(Source records)
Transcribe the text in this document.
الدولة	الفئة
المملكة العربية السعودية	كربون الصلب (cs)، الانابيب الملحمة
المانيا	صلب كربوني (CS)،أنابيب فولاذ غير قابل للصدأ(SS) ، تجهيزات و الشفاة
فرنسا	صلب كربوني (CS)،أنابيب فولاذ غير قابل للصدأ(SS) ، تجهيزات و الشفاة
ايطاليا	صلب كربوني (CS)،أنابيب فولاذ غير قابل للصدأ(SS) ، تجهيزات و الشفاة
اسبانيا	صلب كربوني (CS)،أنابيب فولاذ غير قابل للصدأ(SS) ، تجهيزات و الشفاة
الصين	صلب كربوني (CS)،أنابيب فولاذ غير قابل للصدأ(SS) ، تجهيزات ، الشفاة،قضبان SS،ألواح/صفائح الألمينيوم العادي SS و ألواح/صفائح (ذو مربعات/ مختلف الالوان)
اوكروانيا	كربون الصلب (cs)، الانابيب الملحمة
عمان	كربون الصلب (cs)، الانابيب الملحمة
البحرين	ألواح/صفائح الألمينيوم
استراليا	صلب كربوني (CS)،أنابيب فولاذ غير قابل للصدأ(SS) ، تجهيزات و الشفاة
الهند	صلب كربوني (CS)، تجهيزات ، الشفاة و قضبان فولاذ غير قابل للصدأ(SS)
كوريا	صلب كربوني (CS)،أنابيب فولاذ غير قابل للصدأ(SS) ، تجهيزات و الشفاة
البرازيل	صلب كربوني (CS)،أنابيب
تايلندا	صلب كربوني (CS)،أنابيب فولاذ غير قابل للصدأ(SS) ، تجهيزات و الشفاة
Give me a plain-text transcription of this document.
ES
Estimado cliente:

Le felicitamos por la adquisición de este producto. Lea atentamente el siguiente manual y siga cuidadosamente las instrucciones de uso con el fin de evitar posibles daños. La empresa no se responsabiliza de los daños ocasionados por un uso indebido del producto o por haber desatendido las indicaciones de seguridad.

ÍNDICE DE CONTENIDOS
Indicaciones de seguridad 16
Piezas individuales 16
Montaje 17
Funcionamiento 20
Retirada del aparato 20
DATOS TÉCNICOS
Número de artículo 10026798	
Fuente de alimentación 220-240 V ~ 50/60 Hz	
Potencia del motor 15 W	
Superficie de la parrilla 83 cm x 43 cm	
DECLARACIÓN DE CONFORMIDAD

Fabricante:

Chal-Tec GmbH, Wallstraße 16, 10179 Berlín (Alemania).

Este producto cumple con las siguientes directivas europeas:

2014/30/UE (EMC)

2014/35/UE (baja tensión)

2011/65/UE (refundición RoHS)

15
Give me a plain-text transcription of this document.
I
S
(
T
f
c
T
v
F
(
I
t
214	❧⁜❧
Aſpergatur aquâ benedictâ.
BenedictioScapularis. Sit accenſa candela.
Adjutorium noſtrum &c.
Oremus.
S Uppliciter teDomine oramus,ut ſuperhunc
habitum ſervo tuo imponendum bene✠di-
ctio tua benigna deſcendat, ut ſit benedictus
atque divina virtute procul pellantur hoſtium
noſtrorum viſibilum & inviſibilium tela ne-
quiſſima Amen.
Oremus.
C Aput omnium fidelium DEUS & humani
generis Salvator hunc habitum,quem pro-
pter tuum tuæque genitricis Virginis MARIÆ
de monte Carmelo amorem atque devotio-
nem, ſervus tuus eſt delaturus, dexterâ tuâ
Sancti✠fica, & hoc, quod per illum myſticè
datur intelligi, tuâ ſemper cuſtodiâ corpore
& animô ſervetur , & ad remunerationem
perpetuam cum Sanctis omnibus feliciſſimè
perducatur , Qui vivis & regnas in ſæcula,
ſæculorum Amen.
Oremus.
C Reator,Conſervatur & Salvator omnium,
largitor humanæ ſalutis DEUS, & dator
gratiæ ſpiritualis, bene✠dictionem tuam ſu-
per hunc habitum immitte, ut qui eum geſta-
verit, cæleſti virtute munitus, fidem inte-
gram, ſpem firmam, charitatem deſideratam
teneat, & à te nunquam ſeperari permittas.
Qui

Exercise goal: Pick out, from the lines above, every one that contains the string "فولاذ".

Expected answer:
المانيا	صلب كربوني (CS)،أنابيب فولاذ غير قابل للصدأ(SS) ، تجهيزات و الشفاة
فرنسا	صلب كربوني (CS)،أنابيب فولاذ غير قابل للصدأ(SS) ، تجهيزات و الشفاة
ايطاليا	صلب كربوني (CS)،أنابيب فولاذ غير قابل للصدأ(SS) ، تجهيزات و الشفاة
اسبانيا	صلب كربوني (CS)،أنابيب فولاذ غير قابل للصدأ(SS) ، تجهيزات و الشفاة
الصين	صلب كربوني (CS)،أنابيب فولاذ غير قابل للصدأ(SS) ، تجهيزات ، الشفاة،قضبان SS،ألواح/صفائح الألمينيوم العادي SS و ألواح/صفائح (ذو مربعات/ مختلف الالوان)
استراليا	صلب كربوني (CS)،أنابيب فولاذ غير قابل للصدأ(SS) ، تجهيزات و الشفاة
الهند	صلب كربوني (CS)، تجهيزات ، الشفاة و قضبان فولاذ غير قابل للصدأ(SS)
كوريا	صلب كربوني (CS)،أنابيب فولاذ غير قابل للصدأ(SS) ، تجهيزات و الشفاة
تايلندا	صلب كربوني (CS)،أنابيب فولاذ غير قابل للصدأ(SS) ، تجهيزات و الشفاة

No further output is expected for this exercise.